[libvirt] [PATCH v3 1/2] Fix nodeinfo output on PPC64 KVM hosts

Shivaprasad bhat shivaprasadbhat at gmail.com
Mon Jul 6 12:04:58 UTC 2015


Thanks a lot Andrea. The cleanups are really nice. I had a chance to
test the patch and it
seems to work consistently in all sucores_per_core modes.

Only two comments written inline .

Thanks and Regards,
Shiva

On Fri, Jul 3, 2015 at 5:57 PM, Andrea Bolognani <abologna at redhat.com> wrote:
> From: Shivaprasad G Bhat <sbhat at linux.vnet.ibm.com>
>
> The nodeinfo is reporting incorrect number of cpus and incorrect host
> topology on PPC64 KVM hosts. The KVM hypervisor on PPC64 needs only
> the primary thread in a core to be online, and the secondaries offlined.
> While scheduling a guest in, the kvm scheduler wakes up the secondaries to
> run in guest context.
>
> The host scheduling of the guests happen at the core level(as only primary
> thread is online). The kvm scheduler exploits as many threads of the core
> as needed by guest. Further, starting POWER8, the processor allows splitting
> a physical core into multiple subcores with 2 or 4 threads each. Again, only
> the primary thread in a subcore is online in the host. The KVM-PPC
> scheduler allows guests to exploit all the offline threads in the subcore,
> by bringing them online when needed.
> (Kernel patches on split-core http://www.spinics.net/lists/kvm-ppc/msg09121.html)
>
> Recently with dynamic micro-threading changes in ppc-kvm, makes sure
> to utilize all the offline cpus across guests, and across guests with
> different cpu topologies.
> (https://www.mail-archive.com/kvm@vger.kernel.org/msg115978.html)
>
> Since the offline cpus are brought online in the guest context, it is safe
> to count them as online. Nodeinfo today discounts these offline cpus from
> cpu count/topology calclulation, and the nodeinfo output is not of any help
> and the host appears overcommited when it is actually not.

• Given task 1: Reproduce verbatim the part of the PPC64 nodeinfo patch email that opens with the words containing "Shivaprasad bhat shivaprasadbhat" and closes with "all sucores_per_core modes.".
• Given task 2: In the PPC64 nodeinfo patch email, how many threads can each subcore have when a POWER8 processor splits a physical core into subcores?
• Given task 3: Write what comes next in the PPC64 nodeinfo patch email, picking up after its final sentence.

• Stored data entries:
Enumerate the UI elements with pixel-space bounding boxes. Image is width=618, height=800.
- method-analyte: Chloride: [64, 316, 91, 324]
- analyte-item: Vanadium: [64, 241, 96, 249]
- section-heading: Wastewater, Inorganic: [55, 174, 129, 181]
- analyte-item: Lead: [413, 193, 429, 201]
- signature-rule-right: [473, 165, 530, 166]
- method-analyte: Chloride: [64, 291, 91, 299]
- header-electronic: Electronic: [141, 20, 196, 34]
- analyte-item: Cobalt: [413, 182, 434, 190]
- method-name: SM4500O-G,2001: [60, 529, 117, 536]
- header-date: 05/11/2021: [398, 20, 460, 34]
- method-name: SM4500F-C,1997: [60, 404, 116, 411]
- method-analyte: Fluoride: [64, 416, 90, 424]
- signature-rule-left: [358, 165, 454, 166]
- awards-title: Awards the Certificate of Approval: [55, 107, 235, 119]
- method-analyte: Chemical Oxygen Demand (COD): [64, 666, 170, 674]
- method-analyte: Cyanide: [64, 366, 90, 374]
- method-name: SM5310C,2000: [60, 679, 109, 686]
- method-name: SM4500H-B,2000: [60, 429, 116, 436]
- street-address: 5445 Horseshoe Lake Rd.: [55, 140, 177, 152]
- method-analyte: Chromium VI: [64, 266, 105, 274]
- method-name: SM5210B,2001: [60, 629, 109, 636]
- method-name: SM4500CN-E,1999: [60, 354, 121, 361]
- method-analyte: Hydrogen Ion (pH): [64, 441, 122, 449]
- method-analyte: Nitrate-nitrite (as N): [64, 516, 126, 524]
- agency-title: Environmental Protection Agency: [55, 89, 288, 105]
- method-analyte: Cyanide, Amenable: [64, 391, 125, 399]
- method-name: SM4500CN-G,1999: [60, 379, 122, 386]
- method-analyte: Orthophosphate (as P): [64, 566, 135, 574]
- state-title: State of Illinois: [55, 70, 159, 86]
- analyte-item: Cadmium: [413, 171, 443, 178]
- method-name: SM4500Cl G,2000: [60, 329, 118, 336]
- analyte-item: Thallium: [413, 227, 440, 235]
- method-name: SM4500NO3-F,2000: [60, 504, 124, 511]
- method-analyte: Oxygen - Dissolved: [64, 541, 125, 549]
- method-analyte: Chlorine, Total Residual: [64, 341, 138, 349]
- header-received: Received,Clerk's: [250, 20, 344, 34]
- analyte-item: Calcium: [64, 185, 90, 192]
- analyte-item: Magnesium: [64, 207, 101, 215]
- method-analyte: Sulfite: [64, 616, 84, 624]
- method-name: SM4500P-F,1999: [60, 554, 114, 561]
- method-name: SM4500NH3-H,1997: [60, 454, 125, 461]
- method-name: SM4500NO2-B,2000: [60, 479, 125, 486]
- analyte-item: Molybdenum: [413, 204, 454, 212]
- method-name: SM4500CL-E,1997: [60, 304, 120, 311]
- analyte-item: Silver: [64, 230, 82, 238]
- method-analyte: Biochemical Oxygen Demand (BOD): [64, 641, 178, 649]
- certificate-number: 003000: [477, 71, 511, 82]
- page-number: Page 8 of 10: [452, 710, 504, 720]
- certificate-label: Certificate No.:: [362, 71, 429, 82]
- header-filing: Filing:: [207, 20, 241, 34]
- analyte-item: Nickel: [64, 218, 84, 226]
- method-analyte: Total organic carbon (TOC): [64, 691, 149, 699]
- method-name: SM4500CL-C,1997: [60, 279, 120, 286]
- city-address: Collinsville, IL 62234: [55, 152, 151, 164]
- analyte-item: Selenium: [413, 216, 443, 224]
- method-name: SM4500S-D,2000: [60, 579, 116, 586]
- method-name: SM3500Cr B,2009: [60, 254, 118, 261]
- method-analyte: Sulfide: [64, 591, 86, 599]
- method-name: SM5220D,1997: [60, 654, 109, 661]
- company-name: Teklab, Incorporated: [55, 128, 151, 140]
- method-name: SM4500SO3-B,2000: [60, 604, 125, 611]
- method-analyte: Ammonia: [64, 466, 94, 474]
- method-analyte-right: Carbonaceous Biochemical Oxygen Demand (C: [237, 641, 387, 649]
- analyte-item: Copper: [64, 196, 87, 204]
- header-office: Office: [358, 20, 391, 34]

• Right answer 1:
Shivaprasad bhat shivaprasadbhat at gmail.com
Mon Jul 6 12:04:58 UTC 2015


Thanks a lot Andrea. The cleanups are really nice. I had a chance to
test the patch and it
seems to work consistently in all sucores_per_core modes.

• Right answer 2: 2 or 4 threads each.

• Right answer 3:
>
> The patch carefully counts those offline threads whose primary threads are
> online. The host topology displayed by the nodeinfo is also fixed when the
> host is in valid kvm state.
>
> Signed-off-by: Shivaprasad G Bhat <sbhat at linux.vnet.ibm.com>
> Signed-off-by: Andrea Bolognani <abologna at redhat.com>
> ---
>  src/libvirt_private.syms |   1 +
>  src/nodeinfo.c           | 140 ++++++++++++++++++++++++++++++++++++++++++-----
>  src/nodeinfo.h           |   1 +
>  3 files changed, 129 insertions(+), 13 deletions(-)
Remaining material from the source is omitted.